### WHAT YOU HAVE TO DO
Give the total number of lines with the word "sveikata" in them, and no other words.

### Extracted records
· · · · · · ·

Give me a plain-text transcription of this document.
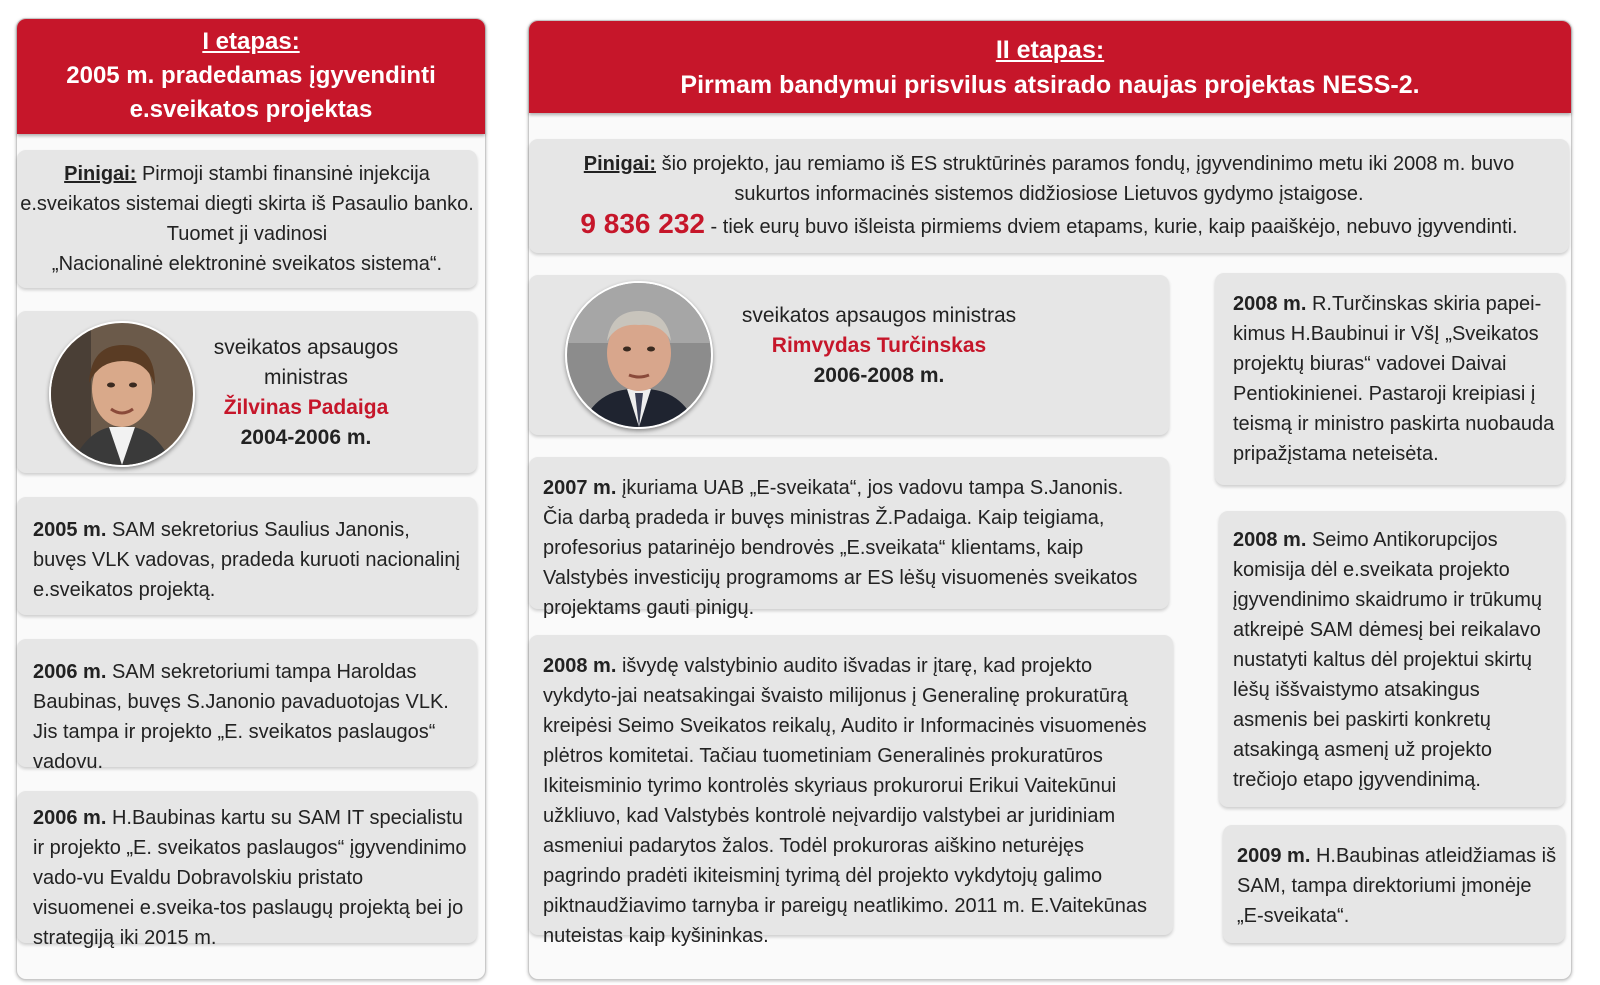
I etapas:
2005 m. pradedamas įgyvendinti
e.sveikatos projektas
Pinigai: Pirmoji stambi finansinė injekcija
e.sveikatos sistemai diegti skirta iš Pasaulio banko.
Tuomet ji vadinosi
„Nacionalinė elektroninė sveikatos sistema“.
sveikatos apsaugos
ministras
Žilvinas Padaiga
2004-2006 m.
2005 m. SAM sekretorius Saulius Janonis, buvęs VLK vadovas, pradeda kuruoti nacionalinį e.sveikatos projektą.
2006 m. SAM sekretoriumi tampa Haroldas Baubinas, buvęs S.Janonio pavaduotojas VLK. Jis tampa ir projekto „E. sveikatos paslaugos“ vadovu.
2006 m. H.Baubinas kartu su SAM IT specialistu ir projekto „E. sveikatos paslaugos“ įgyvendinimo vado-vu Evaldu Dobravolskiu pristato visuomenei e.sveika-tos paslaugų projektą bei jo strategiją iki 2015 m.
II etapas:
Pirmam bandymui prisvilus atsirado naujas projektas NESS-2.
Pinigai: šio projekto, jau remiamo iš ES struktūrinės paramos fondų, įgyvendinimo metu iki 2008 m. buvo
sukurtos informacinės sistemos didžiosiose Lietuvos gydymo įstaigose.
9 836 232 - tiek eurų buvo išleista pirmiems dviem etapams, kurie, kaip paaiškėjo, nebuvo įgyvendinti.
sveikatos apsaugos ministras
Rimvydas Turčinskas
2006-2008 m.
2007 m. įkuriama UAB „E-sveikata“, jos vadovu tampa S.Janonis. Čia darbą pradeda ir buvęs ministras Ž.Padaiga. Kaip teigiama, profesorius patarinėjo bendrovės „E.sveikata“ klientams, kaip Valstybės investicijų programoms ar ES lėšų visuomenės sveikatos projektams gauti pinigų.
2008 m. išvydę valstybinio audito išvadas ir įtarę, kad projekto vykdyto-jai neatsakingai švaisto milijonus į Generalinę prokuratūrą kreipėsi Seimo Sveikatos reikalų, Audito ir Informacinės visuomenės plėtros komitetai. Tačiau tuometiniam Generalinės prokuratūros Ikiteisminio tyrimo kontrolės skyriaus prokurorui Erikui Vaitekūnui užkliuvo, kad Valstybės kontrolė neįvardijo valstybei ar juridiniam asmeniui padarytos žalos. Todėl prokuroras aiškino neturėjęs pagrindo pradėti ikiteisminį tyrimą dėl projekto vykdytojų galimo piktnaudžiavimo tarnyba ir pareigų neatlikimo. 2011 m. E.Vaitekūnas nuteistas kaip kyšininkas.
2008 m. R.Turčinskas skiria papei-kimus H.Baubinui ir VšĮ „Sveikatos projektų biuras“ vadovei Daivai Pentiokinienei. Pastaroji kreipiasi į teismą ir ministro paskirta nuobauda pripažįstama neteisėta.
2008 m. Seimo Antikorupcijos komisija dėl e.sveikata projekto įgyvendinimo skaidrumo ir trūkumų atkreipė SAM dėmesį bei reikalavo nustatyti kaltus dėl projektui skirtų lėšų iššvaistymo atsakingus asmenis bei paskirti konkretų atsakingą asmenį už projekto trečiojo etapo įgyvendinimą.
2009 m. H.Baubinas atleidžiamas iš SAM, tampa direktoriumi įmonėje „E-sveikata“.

· · · · · · ·

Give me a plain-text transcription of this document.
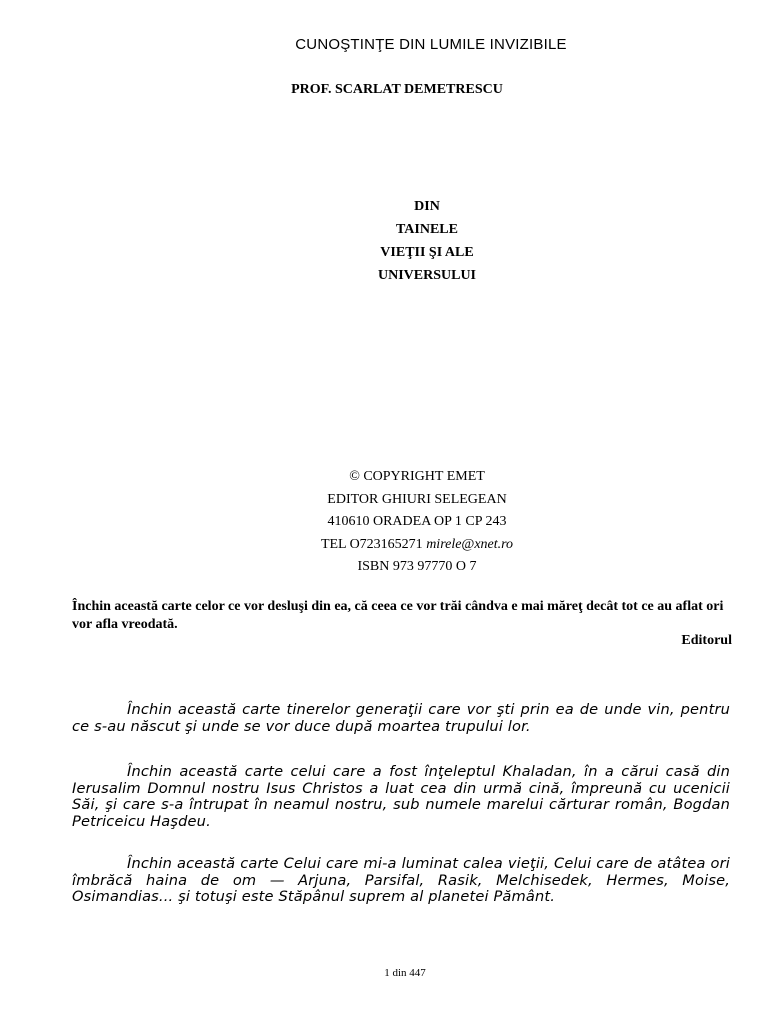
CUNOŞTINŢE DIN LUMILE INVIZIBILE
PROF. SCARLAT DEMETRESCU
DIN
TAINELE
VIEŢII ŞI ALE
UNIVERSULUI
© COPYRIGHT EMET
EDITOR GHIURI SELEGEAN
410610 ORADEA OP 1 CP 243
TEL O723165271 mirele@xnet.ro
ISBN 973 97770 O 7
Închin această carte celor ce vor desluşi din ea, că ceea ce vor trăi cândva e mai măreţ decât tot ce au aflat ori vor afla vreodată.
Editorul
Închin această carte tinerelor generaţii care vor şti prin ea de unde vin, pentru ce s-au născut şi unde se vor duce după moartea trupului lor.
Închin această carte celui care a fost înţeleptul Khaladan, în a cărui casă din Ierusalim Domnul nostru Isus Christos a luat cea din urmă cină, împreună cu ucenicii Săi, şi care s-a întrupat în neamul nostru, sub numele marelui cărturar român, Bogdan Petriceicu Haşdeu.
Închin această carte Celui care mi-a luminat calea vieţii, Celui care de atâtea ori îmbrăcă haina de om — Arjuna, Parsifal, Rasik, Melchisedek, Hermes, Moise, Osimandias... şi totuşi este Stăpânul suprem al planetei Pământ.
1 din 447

· · · · · · ·

### EXERCISE SOLUTION
3